In the past few years, electrochromic materials¹ have gained increasing interest due to their practical applications in devices such as electrochromic windows,² displays,^3,4 anti-glare mirrors,^5,6 eye-glasses,⁷ solar attenuated windows,^8,9 flexible electrochromic devices,¹⁰ among others.

Bipyridinium derivative salts constitute an attractive family of organic compounds, presenting a large range of applications in liquid crystals,^11–17 coordination polymers,^18–21 antimicrobial agents,^22–24 herbicides,^25,26 redox indicators²⁷ as well as functional organic electrochromic materials.^28–31 In particular, 4,4′-bipyridinium salts, also known as viologens, showed a very good electrochromic contrast, switching speed, stability and inherent high turnover.^32–35 In solution, viologen (V) salts exhibit three redox states: dication (V²⁺), a radical cation (V⁺˙, blue) and a neutral compound (V⁰), owing to them undergoing two successive electron-transfer reactions.³⁶

Viologen radical cations dimerise (spin–pair) in aqueous solutions provoking a colour change between blue (monomer) and red (dimer).^37,38 At the same time, it can be observed by UV-Vis spectroscopy a mixture of both species (radical cation and dimer). Several publications reported that the anodic oxidation process is not very fast for the dimer.^39,40

Scheme 1A, illustrates symmetric electrochromic devices based on viologens switching from transparent to blue. These types of devices are easy to construct because the electrochrom is incorporated in the gel electrolyte and no film deposition is required. In scheme 1B a typical voltammogram of these kinds of devices is shown. The voltammogram is symmetric as consequence of the potential alternates between two identical electrodes. Assuming that the device is submitted to an increasing potential from 0 to +2 V, no current or colour change is observed up to ca. +1.3 V. After this potential, an increasing of anodic current takes place accompanied by the appearance of a blue colour in one of the faces of the device.⁴¹ If the electrolyte is transparent the device as a whole exhibits a blue colour. However, it is possible to make the electrolyte opaque and white by addition of a specific pigment such as titanium dioxide. In this case, one face is blue and the other only slightly blue.⁴² When the potential is reversed a cathodic current is observed. At 0 V a state equivalent to the open circuit is reached designated in Scheme 1 as “silent state”. Starting from 0 to −2 V the same occurs symmetrically, now in the other face of the device. No evidence for the formation of the neutral and colourless viologen species have been achieved.

Scheme 1 (A) Symmetric electrochromic device with the electrochrom incorporated in the gel electrolyte. The oxidized form is transparent or pale yellow, while the reduced one is blue as occurring in many viologens. (B) Typical voltammogram of these electrochromic devices containing a bipyridinium salt.

A third switching state can be observed in the case of viologens due to the formation of the dimer, as indicated in eqn (1).

## Directives
1. Decide whether each statement agrees with the viologen passage, answering yes or no and quoting the deciding words: (a) viologen salts in solution have three redox states; (b) the symmetric devices need a film to be deposited; (c) the neutral, colourless viologen species was shown to form in these devices.
2. Transcribe the stretch of the viologen passage from "Scheme 1 (A)" through "a bipyridinium salt.".
The records are separate material, apart from the viologen passage.

## Information given
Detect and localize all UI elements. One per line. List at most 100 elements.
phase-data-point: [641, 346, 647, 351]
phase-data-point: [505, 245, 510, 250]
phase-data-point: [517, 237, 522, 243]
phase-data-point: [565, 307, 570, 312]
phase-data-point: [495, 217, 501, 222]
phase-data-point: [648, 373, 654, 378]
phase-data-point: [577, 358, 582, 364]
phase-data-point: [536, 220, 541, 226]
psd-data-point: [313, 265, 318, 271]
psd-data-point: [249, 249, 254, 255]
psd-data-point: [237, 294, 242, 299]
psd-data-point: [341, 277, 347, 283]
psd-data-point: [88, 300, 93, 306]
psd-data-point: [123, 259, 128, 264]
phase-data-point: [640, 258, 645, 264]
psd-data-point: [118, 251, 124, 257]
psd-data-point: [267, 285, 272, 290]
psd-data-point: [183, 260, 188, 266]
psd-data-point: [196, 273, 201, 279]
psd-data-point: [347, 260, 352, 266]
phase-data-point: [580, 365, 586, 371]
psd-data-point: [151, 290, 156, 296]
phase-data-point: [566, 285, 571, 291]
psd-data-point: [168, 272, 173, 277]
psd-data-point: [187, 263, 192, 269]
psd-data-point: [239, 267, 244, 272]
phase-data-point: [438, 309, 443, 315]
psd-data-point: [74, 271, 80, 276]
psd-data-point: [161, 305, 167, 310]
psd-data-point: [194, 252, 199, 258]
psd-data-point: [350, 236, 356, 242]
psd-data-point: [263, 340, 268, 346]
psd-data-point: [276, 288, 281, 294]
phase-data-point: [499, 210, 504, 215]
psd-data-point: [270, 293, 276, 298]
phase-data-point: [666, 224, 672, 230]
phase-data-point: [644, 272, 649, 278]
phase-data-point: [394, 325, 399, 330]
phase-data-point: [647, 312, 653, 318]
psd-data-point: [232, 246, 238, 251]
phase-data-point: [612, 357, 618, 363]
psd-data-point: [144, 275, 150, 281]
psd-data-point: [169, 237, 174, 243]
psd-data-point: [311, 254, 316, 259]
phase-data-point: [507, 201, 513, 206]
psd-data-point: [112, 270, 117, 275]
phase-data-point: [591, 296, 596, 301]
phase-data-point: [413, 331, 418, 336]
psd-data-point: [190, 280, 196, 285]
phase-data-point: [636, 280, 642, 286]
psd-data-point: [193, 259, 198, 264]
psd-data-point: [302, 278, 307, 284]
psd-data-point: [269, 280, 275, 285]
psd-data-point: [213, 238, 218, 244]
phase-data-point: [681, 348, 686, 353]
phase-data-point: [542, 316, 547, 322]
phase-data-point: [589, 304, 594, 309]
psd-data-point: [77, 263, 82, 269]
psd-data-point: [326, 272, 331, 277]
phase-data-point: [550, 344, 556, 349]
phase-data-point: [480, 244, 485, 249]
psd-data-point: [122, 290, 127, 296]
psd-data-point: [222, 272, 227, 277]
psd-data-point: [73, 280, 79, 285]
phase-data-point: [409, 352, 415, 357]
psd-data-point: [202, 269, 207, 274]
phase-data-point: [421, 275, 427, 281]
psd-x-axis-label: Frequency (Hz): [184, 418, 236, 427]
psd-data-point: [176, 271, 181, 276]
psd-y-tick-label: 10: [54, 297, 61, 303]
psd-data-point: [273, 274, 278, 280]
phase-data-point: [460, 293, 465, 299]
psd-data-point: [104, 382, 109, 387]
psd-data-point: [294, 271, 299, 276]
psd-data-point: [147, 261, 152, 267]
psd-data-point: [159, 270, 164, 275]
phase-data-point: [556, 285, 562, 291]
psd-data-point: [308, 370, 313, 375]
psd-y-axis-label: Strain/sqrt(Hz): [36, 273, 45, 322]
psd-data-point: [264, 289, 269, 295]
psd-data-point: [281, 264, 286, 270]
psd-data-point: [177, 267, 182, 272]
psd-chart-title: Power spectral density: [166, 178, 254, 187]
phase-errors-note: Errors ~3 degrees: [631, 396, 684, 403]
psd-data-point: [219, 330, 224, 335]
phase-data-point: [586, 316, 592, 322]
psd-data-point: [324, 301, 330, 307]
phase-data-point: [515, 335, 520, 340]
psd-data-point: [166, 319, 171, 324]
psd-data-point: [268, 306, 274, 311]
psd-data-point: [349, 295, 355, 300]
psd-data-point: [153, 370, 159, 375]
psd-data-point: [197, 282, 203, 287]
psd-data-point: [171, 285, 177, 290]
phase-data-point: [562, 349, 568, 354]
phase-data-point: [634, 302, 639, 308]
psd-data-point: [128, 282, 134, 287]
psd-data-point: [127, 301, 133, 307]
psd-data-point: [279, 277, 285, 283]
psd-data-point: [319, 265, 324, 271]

## Task-by-task results
1.
(a) Yes: "In solution, viologen (V) salts exhibit three redox states"
(b) No: "no film deposition is required"
(c) No: "No evidence for the formation of the neutral and colourless viologen species have been achieved."

2.
Scheme 1 (A) Symmetric electrochromic device with the electrochrom incorporated in the gel electrolyte. The oxidized form is transparent or pale yellow, while the reduced one is blue as occurring in many viologens. (B) Typical voltammogram of these electrochromic devices containing a bipyridinium salt.